1 Eylül’de Thüringen ve Saksonya’da yapılan parlamento seçimlerinin ardından dikkatler şimdi de 22 Eylül’de Brandanburg eyaletinde yapılacak seçimlerde. Yaklaşık 2 milyon seçmenin olduğu eyalette seçim öncesinde yapılan anketlere göre aşırı sağcı Almanya için Alternatif (AfD) partisi anketlerde birinci görünüyor. Değişik anketlere göre AfD’nin oyu yüzde 27-30 arasında seyrediyor. Daha önce birinci gönen SPD’nin oyu yüzde 20-23, CDU’nun oyu yüzde 15-18, BSW’nin yüzde 15, Yeşiller’in ise yüzde 5-5,5 arasında görünüyor. Sol Parti ve FDP’nin ise yüzde 5 barajını aşması beklenmiyor. Son seçimlerde barajı geçmeyi başaran Hür Seçmenler (FW) de barajı bu sefer geçemeyecek.
Eyalette halen SPD-CDU-Yeşiller (Kenya) koalisyonu işbaşında. Anketlere göre mevcut koalisyonun yeniden hükümet kurması mümkün olmayabilir. Yeşiller’in barajı aşamaması durumunda, bu daha da kesin bir hal alacak. Bu durumda BSW ve AfD’nin koalisyona dahil olması sözkonusu olacak. Saksonya ve Thüringen’de olduğu gibi Brandenburg’da da ezber bozan koalisyon hesapları ortaya çıkabilir.
AfD İKİNCİ BAŞARIYA HAZIRLANIYOR
Daha önce AfD’nin sadece Thüringen’de birinci parti olacağı öngörülerek hesaplar yapılıyor. Ancak, 1 Eylül seçimlerinin de etkisiyle AfD’nin birinci olacağı anlaşılıyor. Bu süreçte en fazla oy kaybına uğrayacak partinin SPD ve CDU olduğu anlaşılıyor. 2019 seçimlerinde SPD yüzde 5,7; CDU yüzde 7,4 oy, Sol Parti ise yüzde yüzde 7,9 oy kaybetmiş, AfD ise oyunu yüzde 11,3 artırarak yüzde 23,5’e çıkarmıştı.
Son 10 yıl içinde AfD’nin oylarını iki katına artırması yükselişinin devam edeceği anlaşılıyor. Üstelik daha önceki eyalet başkanının açıktan faşist birisi olduğu bilinmesine rağmen.
Brandenburg’da görünen tabloya benzer bir sonucun çıkması durumunda, Almanya’daki siyasi iklim açısından önem atfedilen Doğu Almanya’daki seçimler tamamlanmış olacak. Doğu Almanya’daki tabloda aşırı sağcı partinin oylarında gerileme değil bir ilerleme olduğu görülüyor. Eylül 2025’te yapılması planlanan genel seçimlerde AfD, Doğu eyaletlerindeki kadar yüksek olmasa da son seçimlerden daha yüksek oy alacağı anlaşılıyor.

___

**Talimat 1:**
Seçim haberindeki "Eyalette halen SPD-CDU-Yeşiller (Kenya) koalisyonu işbaşında." cümlesini İngilizceye çevirin.
**Talimat 2:**
Seçim haberinin "AfD İKİNCİ BAŞARIYA" ile "yüzde 23,5’e çıkarmıştı." arasındaki bölümünü, bu iki ifade de dahil olmak üzere, "SPD" yerine "Sosyal Demokrat Parti" yazarak güncelleyin.
Bundan sonra gelen malzeme, seçim haberinden ayrı ve bağımsızdır.

Öğe ve koordinat kayıtları
___

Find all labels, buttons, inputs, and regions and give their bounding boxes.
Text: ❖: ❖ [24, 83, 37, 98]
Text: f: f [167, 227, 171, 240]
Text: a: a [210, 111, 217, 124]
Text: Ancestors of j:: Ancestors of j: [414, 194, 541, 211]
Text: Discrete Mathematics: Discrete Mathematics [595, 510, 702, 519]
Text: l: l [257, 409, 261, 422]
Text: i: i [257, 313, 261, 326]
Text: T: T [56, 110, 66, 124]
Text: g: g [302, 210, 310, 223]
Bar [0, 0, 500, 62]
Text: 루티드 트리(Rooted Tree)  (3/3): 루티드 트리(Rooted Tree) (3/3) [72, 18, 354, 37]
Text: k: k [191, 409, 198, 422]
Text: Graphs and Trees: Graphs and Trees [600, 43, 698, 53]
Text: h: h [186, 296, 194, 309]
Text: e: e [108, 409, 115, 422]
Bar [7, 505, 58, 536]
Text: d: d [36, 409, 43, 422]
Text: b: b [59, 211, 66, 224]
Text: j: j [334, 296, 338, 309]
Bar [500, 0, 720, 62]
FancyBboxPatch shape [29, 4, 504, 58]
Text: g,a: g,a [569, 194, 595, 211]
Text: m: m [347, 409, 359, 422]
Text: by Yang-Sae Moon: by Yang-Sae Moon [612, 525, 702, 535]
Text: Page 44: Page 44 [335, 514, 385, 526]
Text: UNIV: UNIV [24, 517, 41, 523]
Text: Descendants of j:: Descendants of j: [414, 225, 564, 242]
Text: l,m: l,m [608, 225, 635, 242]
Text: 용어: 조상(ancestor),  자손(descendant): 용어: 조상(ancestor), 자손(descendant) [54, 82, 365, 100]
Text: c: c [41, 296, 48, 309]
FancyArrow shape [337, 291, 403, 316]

___

**Alıştırma sonucu 1:**
The SPD-CDU-Greens (Kenya) coalition is currently in office in the state.

**Alıştırma sonucu 2:**
AfD İKİNCİ BAŞARIYA HAZIRLANIYOR
Daha önce AfD’nin sadece Thüringen’de birinci parti olacağı öngörülerek hesaplar yapılıyor. Ancak, 1 Eylül seçimlerinin de etkisiyle AfD’nin birinci olacağı anlaşılıyor. Bu süreçte en fazla oy kaybına uğrayacak partinin Sosyal Demokrat Parti ve CDU olduğu anlaşılıyor. 2019 seçimlerinde Sosyal Demokrat Parti yüzde 5,7; CDU yüzde 7,4 oy, Sol Parti ise yüzde yüzde 7,9 oy kaybetmiş, AfD ise oyunu yüzde 11,3 artırarak yüzde 23,5’e çıkarmıştı.